→ To do
Go through the listing beneath this task and return every line that carries the string "color".

-- START OF Material for this task --

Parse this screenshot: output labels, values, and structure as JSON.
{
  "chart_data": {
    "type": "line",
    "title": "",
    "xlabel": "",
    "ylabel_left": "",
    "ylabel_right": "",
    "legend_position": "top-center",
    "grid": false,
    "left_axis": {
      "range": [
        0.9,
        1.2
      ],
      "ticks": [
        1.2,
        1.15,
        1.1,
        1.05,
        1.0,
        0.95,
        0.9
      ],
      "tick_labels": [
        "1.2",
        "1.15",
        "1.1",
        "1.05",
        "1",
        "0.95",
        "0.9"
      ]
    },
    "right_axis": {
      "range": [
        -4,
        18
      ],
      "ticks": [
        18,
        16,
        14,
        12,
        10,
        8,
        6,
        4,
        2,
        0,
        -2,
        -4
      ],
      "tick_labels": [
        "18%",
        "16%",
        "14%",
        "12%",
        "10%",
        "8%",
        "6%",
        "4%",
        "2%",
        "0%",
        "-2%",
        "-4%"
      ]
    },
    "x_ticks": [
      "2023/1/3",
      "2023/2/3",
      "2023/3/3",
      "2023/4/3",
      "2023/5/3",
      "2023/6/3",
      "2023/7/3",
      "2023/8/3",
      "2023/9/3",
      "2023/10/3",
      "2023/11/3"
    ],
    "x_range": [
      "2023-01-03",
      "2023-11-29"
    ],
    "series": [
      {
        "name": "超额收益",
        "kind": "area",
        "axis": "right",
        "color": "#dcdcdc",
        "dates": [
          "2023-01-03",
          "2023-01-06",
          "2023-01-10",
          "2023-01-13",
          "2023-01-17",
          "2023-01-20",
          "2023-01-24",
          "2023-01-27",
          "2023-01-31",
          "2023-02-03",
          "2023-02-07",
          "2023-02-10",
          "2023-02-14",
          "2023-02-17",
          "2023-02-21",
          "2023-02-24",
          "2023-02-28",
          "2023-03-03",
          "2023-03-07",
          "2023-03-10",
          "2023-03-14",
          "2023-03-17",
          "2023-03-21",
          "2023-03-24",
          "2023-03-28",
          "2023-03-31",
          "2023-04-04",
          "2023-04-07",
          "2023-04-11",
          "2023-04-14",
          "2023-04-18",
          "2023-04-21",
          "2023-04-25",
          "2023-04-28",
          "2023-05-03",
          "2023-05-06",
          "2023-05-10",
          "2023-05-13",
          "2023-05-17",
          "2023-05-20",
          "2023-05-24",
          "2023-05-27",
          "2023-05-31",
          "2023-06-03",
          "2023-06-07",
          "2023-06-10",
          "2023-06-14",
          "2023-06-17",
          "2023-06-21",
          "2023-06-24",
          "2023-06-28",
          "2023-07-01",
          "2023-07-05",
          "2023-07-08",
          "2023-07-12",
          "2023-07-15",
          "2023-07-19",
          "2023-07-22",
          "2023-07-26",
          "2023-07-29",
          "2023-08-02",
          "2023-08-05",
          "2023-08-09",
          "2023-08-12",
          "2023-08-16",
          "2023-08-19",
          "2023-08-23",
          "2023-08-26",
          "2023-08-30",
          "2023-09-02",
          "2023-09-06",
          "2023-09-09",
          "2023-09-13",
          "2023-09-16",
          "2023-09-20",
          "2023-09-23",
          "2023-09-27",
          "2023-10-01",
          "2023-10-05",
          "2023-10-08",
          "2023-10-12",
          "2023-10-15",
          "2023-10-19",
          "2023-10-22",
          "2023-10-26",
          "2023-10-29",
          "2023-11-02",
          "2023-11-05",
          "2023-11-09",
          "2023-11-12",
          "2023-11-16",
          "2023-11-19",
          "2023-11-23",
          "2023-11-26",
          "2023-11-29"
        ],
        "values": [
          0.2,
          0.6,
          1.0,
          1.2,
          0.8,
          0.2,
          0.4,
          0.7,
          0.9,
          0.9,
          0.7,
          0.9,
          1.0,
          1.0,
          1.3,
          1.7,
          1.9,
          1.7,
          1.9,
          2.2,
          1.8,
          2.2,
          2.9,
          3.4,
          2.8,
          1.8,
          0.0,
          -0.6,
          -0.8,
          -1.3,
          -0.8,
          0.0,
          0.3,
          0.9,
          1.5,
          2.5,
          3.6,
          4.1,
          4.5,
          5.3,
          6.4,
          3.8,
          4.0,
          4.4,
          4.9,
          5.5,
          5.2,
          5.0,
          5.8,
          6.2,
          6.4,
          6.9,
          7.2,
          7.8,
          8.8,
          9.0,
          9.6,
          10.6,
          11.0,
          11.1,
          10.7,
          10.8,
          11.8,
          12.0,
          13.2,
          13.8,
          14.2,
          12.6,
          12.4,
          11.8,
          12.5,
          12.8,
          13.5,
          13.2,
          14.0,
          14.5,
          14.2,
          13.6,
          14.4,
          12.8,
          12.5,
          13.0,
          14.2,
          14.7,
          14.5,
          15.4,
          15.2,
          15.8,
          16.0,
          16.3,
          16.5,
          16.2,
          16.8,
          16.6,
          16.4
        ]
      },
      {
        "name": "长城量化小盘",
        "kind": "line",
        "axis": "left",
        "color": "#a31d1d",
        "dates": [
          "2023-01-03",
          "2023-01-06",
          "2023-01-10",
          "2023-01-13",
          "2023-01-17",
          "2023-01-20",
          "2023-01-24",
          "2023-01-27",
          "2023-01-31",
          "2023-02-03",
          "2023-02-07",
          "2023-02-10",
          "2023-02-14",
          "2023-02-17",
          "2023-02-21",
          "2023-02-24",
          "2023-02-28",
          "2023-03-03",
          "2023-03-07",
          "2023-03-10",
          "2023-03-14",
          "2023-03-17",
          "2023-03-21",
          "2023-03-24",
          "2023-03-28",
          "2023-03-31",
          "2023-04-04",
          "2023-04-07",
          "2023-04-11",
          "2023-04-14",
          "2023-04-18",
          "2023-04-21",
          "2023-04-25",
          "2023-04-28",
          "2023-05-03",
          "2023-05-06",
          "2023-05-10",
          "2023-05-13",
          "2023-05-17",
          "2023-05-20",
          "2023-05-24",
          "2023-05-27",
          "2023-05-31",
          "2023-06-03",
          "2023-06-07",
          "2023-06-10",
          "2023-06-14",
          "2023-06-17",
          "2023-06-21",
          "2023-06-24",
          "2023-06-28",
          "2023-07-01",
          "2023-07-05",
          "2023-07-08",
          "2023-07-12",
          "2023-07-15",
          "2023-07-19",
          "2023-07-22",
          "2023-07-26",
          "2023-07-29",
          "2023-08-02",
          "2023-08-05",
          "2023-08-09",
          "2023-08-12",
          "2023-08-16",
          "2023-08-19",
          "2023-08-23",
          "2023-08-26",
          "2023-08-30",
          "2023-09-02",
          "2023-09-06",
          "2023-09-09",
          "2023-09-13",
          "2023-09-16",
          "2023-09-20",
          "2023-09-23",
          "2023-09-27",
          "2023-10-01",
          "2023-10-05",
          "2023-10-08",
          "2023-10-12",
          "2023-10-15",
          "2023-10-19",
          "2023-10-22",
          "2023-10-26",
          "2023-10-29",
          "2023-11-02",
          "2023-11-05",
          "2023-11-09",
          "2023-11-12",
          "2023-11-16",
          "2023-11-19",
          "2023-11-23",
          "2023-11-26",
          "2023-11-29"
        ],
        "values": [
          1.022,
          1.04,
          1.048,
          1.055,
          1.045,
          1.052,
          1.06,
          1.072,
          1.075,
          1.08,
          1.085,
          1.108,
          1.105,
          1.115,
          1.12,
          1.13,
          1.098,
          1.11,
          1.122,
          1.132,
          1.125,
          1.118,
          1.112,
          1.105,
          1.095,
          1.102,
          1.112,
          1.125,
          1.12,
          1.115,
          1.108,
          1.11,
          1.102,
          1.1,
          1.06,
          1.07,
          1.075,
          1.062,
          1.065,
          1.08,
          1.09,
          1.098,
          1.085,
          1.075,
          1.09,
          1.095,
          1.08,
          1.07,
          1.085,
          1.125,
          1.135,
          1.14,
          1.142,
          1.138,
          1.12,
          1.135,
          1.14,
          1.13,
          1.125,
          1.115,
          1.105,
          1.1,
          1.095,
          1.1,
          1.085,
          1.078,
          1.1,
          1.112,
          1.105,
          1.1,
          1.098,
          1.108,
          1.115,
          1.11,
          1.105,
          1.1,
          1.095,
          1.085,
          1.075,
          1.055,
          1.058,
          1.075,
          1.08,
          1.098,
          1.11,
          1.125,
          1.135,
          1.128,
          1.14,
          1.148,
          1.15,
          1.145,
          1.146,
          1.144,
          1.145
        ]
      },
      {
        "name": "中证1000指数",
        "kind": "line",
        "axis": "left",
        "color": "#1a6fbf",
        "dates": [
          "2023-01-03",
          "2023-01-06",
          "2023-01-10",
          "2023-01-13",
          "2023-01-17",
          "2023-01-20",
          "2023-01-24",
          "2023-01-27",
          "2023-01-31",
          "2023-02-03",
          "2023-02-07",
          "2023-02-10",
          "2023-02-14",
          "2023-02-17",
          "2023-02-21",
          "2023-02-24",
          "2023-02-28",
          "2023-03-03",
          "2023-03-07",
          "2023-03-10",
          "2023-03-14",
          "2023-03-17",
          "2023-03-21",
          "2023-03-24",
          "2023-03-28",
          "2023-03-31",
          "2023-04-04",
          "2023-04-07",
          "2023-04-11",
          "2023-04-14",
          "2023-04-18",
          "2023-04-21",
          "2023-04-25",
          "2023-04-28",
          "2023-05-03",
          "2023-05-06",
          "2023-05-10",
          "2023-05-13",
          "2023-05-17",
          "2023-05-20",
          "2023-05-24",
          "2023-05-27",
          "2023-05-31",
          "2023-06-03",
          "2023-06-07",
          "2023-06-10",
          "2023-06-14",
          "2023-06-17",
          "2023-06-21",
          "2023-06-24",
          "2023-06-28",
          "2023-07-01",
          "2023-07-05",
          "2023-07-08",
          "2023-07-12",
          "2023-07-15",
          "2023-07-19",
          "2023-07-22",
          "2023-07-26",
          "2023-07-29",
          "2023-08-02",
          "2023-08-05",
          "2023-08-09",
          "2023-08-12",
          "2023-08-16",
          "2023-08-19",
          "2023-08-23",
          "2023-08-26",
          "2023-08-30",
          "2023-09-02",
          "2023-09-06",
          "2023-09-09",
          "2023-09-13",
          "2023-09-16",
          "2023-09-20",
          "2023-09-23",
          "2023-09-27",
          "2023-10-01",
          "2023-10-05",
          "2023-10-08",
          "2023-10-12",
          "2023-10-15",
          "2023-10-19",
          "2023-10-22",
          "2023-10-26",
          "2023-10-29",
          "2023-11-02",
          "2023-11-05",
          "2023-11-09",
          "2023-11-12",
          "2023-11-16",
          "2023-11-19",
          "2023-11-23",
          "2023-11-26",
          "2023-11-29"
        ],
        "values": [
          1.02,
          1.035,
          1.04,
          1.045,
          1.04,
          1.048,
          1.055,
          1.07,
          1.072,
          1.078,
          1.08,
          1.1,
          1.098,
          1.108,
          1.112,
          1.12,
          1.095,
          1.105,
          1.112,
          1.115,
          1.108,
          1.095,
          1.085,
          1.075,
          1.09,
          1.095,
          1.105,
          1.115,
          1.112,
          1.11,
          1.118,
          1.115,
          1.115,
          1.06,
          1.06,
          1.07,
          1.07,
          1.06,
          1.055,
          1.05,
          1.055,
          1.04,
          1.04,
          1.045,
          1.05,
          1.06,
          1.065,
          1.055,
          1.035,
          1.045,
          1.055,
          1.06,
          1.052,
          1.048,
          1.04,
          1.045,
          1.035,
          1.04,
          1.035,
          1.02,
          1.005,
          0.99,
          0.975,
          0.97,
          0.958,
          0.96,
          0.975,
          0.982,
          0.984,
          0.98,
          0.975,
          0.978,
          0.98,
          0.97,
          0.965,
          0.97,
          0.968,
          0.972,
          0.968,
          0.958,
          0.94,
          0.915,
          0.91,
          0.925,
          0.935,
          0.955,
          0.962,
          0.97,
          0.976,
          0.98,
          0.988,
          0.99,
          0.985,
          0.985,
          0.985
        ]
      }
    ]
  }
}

-- END OF Material for this task --

→ Result
        "color": "#dcdcdc",
        "color": "#a31d1d",
        "color": "#1a6fbf",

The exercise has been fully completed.